**Set task**
From the entries below, list each line with "text".

**Raw data**
---+---

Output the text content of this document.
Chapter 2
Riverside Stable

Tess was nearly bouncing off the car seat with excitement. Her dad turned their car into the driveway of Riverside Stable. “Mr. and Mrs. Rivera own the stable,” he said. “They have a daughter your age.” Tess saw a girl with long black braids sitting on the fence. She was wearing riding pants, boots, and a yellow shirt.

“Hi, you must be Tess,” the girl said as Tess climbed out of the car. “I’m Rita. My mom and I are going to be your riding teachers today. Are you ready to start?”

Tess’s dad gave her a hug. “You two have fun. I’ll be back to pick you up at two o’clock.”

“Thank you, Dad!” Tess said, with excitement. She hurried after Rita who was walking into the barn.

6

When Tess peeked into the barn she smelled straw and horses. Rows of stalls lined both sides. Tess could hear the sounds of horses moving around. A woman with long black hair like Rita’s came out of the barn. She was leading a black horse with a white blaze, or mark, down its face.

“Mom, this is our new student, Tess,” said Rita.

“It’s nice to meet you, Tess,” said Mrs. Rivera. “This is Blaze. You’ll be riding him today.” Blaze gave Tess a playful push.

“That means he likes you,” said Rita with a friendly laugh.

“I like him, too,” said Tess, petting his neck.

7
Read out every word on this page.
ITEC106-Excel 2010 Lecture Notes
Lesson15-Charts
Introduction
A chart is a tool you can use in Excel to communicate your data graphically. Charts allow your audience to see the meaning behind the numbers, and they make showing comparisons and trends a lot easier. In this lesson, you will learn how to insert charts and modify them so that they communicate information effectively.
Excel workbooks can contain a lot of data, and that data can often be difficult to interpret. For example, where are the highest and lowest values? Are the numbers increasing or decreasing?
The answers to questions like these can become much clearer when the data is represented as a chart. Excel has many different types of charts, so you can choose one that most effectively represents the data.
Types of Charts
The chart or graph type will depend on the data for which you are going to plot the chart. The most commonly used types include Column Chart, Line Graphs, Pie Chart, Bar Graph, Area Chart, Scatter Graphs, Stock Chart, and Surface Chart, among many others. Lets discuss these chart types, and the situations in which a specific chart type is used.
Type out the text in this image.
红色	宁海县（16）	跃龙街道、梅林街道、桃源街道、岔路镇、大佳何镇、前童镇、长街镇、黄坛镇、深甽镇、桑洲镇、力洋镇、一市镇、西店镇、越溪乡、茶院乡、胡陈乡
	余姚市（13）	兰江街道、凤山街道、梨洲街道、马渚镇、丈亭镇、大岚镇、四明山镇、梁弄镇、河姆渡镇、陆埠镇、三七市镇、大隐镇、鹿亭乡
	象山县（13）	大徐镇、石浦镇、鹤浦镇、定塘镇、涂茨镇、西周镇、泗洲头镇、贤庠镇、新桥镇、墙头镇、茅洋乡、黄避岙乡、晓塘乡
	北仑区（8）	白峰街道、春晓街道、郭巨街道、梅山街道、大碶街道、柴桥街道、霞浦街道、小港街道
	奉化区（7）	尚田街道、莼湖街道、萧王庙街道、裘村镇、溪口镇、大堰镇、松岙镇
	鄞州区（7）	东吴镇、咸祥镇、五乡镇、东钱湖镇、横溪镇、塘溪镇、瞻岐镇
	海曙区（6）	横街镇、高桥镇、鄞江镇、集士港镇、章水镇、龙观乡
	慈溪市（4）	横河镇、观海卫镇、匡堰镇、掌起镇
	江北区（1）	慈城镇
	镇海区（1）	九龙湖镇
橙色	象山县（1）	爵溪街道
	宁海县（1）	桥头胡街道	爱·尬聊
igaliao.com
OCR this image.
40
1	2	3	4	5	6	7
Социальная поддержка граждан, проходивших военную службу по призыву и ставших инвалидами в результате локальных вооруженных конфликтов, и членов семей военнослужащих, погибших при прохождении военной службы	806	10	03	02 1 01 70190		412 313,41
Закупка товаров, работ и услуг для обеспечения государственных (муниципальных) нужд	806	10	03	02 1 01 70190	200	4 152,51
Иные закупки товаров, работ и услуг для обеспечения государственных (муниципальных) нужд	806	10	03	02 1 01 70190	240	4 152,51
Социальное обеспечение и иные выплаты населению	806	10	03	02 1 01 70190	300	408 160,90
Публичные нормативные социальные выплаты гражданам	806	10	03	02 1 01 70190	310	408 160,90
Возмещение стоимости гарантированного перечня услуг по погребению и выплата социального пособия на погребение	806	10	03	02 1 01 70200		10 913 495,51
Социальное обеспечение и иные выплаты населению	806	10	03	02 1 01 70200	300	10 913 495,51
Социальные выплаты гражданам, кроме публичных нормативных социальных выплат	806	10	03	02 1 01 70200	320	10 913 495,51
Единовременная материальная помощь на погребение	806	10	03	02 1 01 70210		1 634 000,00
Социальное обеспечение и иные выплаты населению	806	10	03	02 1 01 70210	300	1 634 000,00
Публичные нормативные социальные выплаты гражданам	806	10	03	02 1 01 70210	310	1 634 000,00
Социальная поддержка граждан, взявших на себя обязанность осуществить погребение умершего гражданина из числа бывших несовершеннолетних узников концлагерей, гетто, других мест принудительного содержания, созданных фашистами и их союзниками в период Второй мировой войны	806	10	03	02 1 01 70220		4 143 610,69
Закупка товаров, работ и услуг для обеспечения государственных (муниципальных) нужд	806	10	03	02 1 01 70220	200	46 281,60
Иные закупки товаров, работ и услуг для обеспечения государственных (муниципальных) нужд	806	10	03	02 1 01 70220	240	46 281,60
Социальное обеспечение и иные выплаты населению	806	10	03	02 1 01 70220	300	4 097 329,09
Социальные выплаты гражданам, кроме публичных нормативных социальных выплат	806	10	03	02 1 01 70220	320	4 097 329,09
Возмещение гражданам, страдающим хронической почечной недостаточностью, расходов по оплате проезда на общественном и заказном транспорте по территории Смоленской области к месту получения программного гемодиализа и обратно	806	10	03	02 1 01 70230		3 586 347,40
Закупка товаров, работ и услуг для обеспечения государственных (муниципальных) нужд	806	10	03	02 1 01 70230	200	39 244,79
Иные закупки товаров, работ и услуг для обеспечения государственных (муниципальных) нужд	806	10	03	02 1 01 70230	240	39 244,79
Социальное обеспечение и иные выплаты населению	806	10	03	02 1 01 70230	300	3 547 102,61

---+---

**Problem solution**
Output the text content of this document.
Type out the text in this image.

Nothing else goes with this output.